TASK INPUT:
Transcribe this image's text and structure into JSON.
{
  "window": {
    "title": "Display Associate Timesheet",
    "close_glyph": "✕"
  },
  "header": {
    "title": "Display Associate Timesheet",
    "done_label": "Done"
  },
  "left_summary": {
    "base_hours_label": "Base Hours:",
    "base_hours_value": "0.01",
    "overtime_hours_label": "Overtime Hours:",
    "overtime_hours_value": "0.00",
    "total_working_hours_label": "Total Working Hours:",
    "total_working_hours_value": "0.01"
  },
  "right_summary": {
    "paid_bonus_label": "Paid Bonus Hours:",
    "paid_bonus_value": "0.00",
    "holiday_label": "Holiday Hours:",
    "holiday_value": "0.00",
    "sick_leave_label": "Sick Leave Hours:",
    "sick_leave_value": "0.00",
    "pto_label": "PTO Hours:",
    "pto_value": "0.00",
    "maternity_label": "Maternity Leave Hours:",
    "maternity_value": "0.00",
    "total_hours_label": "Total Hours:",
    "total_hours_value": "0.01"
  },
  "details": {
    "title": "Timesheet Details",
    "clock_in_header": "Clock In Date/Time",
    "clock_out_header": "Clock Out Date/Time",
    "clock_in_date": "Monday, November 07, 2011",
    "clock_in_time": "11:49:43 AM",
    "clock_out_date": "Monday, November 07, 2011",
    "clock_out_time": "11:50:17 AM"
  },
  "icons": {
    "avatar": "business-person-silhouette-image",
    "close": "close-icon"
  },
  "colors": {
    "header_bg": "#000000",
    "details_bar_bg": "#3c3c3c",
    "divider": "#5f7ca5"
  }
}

--

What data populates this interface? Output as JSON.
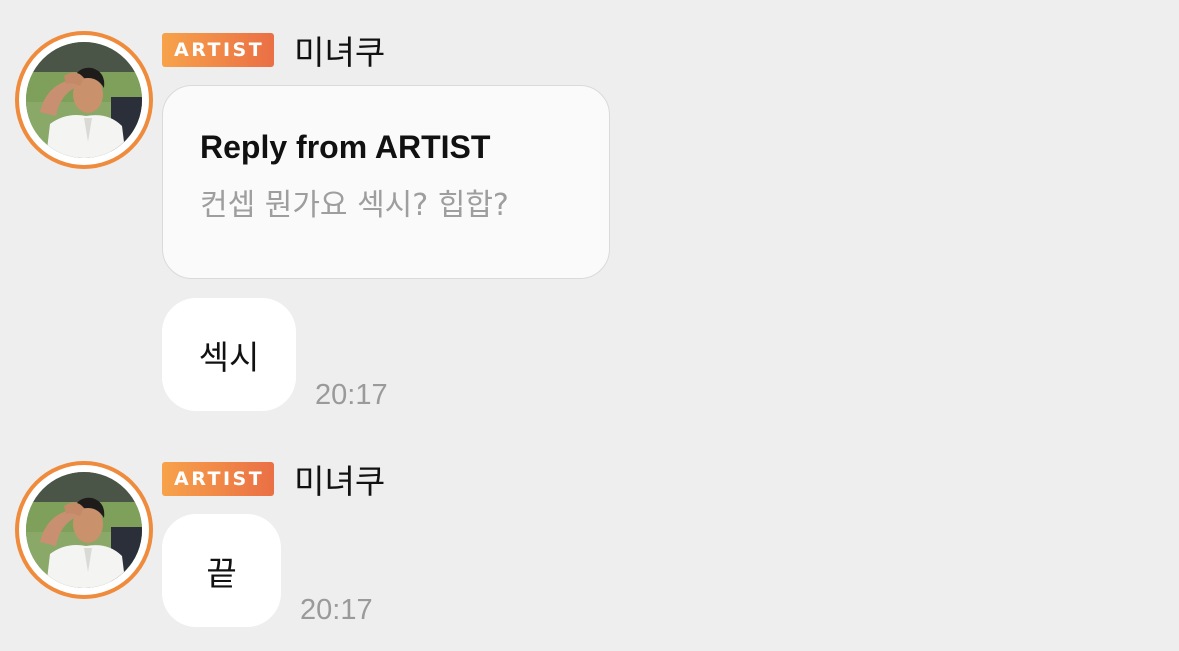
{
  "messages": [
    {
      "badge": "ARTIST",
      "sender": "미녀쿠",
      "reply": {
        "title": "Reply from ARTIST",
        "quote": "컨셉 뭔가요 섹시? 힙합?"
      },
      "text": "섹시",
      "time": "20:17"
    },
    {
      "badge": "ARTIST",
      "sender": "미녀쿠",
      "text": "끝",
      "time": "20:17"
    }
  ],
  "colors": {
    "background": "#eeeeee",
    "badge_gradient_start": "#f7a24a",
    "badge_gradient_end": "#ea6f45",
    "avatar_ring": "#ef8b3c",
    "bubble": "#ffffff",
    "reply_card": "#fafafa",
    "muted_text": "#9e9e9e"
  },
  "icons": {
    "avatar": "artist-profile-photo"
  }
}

---

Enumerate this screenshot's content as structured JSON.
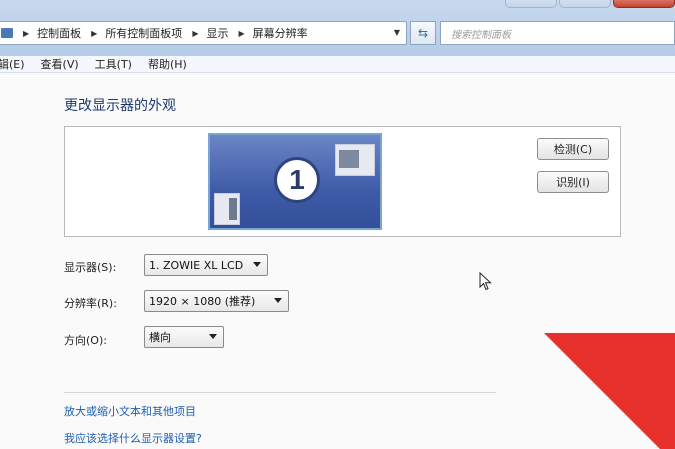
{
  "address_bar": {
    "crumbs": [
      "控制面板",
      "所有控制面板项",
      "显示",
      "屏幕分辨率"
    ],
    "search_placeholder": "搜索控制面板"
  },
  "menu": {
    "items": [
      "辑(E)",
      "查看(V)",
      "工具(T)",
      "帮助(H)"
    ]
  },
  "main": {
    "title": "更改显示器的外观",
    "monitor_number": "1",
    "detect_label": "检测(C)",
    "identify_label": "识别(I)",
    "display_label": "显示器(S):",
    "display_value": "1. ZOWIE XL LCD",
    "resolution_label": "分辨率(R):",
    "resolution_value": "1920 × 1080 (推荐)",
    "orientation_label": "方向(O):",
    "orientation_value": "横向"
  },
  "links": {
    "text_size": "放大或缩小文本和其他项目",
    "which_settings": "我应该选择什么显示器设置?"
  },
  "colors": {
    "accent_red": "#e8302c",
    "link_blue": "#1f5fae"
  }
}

EXERCISE: Report back each line of the entries that holds the string "image".

FULL RESPONSE:
Transcribe this image's text and structure into JSON.
    "avatar": "business-person-silhouette-image",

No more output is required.